(Task statement) Type out the records that follow, exactly as given.

(Information supplied)

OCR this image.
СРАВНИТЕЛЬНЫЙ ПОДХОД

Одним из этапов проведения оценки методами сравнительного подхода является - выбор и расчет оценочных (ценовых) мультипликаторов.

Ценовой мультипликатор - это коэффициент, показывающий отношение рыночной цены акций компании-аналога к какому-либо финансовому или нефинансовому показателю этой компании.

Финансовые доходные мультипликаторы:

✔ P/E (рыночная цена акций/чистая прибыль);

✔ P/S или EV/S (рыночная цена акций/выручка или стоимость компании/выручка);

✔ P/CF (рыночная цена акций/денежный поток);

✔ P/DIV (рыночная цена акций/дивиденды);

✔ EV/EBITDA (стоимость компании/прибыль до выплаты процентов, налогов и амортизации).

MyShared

(Reply to the task)
OCR this image.
СРАВНИТЕЛЬНЫЙ ПОДХОД

Одним из этапов проведения оценки методами сравнительного подхода является - выбор и расчет оценочных (ценовых) мультипликаторов.

Ценовой мультипликатор - это коэффициент, показывающий отношение рыночной цены акций компании-аналога к какому-либо финансовому или нефинансовому показателю этой компании.

Финансовые доходные мультипликаторы:

✔ P/E (рыночная цена акций/чистая прибыль);

✔ P/S или EV/S (рыночная цена акций/выручка или стоимость компании/выручка);

✔ P/CF (рыночная цена акций/денежный поток);

✔ P/DIV (рыночная цена акций/дивиденды);

✔ EV/EBITDA (стоимость компании/прибыль до выплаты процентов, налогов и амортизации).

MyShared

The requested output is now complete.